--- Your task ---
From the data that follows, copy every line holding the string "name".

--- Exercise input ---

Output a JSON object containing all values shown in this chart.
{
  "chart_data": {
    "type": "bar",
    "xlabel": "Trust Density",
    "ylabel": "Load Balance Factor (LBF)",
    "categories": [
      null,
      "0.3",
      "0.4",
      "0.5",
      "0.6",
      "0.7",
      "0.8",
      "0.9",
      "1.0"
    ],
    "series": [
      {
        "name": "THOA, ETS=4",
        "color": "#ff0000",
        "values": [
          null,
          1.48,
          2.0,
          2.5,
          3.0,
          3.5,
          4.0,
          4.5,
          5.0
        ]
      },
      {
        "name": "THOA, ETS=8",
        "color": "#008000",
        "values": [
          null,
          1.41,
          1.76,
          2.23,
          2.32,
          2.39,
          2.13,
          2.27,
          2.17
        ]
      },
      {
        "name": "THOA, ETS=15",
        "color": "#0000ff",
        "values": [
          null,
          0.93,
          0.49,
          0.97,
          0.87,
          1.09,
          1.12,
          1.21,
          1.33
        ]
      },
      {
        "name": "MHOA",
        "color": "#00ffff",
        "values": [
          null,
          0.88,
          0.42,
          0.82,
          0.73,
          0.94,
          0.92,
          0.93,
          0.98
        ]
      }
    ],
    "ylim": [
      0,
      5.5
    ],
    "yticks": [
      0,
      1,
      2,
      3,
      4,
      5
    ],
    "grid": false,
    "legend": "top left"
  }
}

--- Solution ---
        "name": "THOA, ETS=4",
        "name": "THOA, ETS=8",
        "name": "THOA, ETS=15",
        "name": "MHOA",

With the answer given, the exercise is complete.